** start Exercise data **

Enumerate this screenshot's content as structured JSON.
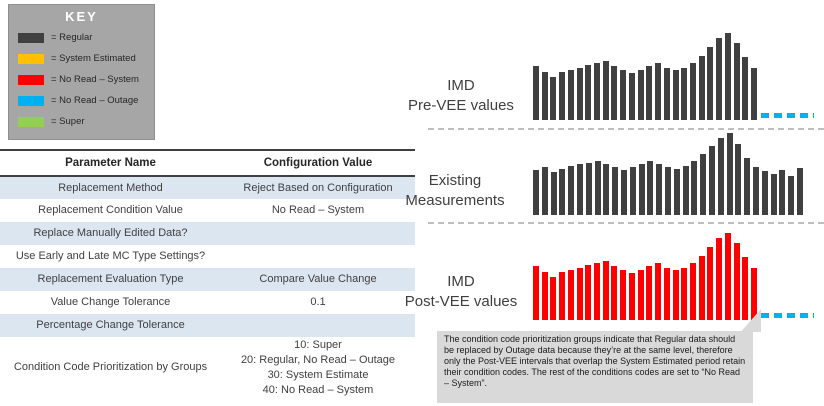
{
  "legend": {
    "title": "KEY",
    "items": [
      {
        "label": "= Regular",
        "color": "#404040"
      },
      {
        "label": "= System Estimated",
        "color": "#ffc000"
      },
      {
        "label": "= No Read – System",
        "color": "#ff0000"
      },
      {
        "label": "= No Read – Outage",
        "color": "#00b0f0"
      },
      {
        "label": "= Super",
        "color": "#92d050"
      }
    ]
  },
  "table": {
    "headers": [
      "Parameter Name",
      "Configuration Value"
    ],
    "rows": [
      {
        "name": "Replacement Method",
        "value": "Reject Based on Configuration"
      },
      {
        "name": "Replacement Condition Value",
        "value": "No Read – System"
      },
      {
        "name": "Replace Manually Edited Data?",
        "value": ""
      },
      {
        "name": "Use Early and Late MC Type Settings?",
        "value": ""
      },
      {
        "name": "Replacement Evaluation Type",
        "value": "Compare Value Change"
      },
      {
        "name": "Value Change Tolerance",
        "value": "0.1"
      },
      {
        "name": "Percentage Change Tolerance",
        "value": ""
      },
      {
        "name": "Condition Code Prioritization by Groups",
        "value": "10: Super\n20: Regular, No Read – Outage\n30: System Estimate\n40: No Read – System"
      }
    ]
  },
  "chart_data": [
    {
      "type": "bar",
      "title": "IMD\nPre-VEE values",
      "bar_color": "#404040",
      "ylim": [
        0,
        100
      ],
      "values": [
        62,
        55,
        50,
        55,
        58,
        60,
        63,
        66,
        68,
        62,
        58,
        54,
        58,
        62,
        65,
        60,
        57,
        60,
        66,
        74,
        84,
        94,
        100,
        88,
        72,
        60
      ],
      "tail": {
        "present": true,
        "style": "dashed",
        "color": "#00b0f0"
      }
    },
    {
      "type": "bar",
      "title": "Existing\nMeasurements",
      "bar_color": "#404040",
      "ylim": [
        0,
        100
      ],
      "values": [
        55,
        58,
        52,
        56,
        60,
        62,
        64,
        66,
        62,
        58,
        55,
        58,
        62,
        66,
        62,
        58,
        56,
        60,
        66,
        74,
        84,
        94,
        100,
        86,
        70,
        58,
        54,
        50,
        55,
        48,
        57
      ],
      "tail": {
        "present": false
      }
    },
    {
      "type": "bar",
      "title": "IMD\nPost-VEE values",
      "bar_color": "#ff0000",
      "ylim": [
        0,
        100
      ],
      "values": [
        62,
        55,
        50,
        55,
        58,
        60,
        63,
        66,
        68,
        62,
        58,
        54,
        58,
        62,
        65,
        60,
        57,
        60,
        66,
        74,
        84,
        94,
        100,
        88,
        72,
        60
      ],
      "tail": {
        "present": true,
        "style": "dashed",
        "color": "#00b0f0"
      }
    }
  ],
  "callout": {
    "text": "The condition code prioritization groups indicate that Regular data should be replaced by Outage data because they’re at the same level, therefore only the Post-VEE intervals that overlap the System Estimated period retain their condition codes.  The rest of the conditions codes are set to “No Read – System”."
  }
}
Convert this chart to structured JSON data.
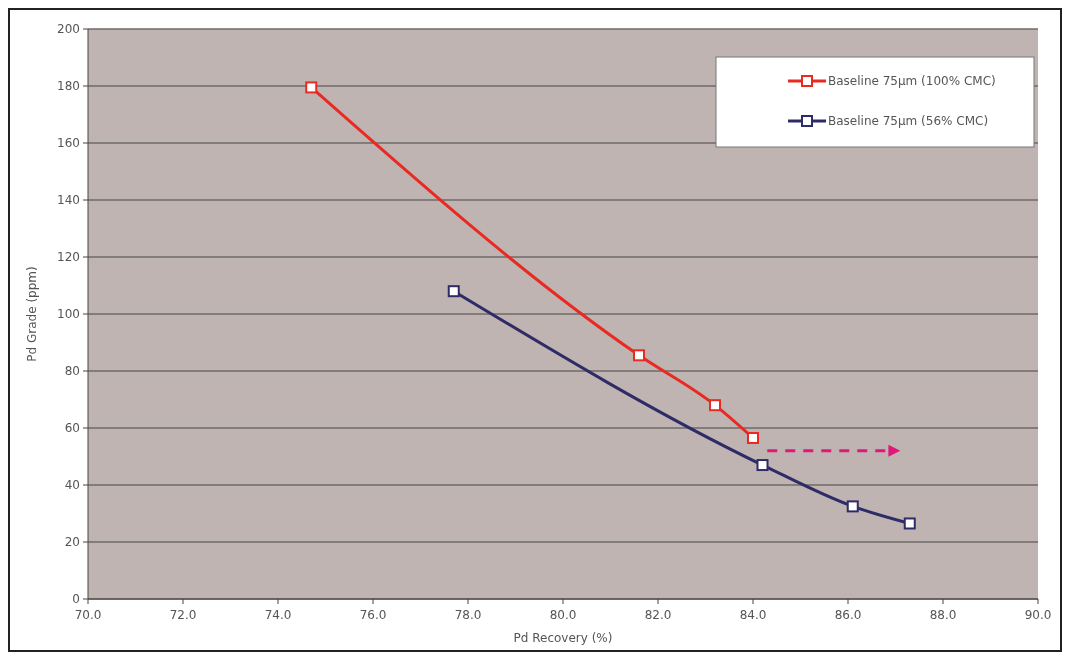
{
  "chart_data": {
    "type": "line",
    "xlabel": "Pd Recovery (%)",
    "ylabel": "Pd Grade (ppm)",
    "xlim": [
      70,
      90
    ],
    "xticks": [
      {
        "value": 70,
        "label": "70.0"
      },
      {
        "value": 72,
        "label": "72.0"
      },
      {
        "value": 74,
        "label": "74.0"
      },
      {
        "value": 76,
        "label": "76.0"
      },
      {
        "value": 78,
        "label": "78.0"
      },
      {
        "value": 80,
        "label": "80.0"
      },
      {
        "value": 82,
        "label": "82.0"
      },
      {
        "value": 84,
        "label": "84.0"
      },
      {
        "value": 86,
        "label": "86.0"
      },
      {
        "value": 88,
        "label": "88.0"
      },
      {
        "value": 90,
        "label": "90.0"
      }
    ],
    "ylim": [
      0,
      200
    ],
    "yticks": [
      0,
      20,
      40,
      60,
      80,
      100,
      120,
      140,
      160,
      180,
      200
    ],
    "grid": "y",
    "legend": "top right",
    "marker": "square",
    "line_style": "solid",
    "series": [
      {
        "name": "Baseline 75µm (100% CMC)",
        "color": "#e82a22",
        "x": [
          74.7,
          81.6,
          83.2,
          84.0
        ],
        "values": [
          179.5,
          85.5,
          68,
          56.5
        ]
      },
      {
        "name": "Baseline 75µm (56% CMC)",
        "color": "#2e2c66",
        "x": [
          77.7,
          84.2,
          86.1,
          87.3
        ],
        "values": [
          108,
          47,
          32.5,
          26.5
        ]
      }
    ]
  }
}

** end Exercise data **

Return each full line of the entries that contains the word "structured".

Output for this exercise -
Enumerate this screenshot's content as structured JSON.
Convert this chart to structured JSON data.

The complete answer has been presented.